-- START --
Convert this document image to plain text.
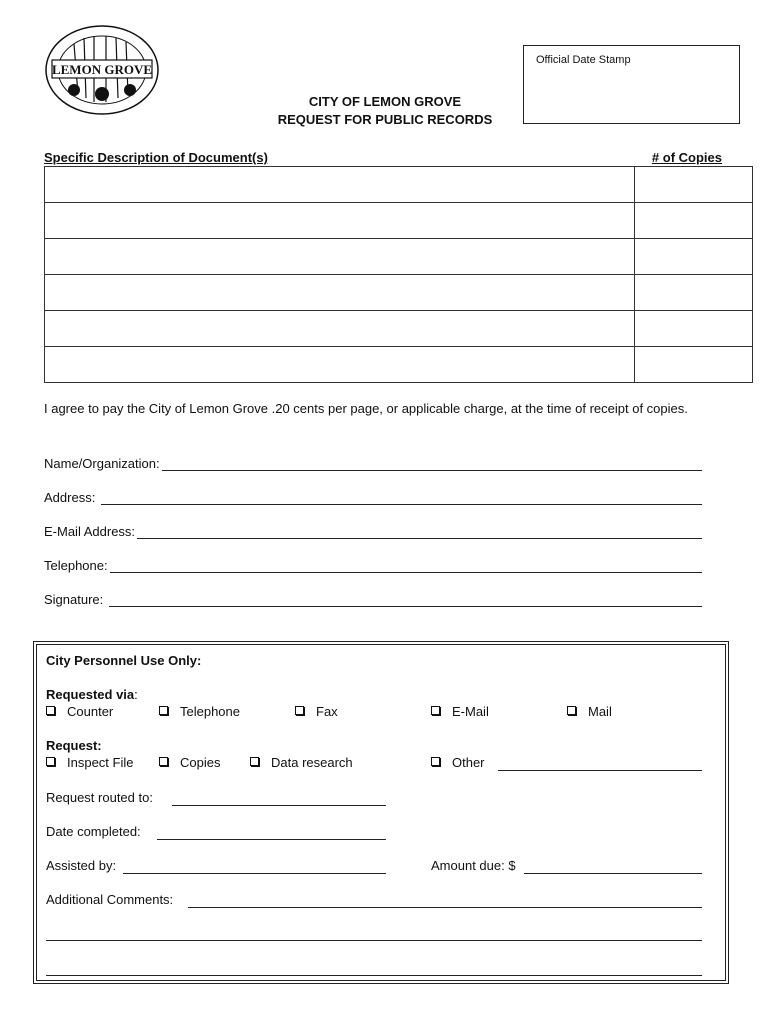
LEMON GROVE
Official Date Stamp
CITY OF LEMON GROVE
REQUEST FOR PUBLIC RECORDS
Specific Description of Document(s)	# of Copies

I agree to pay the City of Lemon Grove .20 cents per page, or applicable charge, at the time of receipt of copies.
Name/Organization:
Address:
E-Mail Address:
Telephone:
Signature:
City Personnel Use Only:
Requested via:
Counter	Telephone	Fax	E-Mail	Mail
Request:
Inspect File	Copies	Data research	Other
Request routed to:
Date completed:
Assisted by:	Amount due: $
Additional Comments:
-- END --
→ Written exercise: Write the entries above out in full, exactly, with no images.

→ Exercise solution:
Convert this document image to plain text.
LEMON GROVE
Official Date Stamp
CITY OF LEMON GROVE
REQUEST FOR PUBLIC RECORDS
Specific Description of Document(s)	# of Copies

I agree to pay the City of Lemon Grove .20 cents per page, or applicable charge, at the time of receipt of copies.
Name/Organization:
Address:
E-Mail Address:
Telephone:
Signature:
City Personnel Use Only:
Requested via:
Counter	Telephone	Fax	E-Mail	Mail
Request:
Inspect File	Copies	Data research	Other
Request routed to:
Date completed:
Assisted by:	Amount due: $
Additional Comments:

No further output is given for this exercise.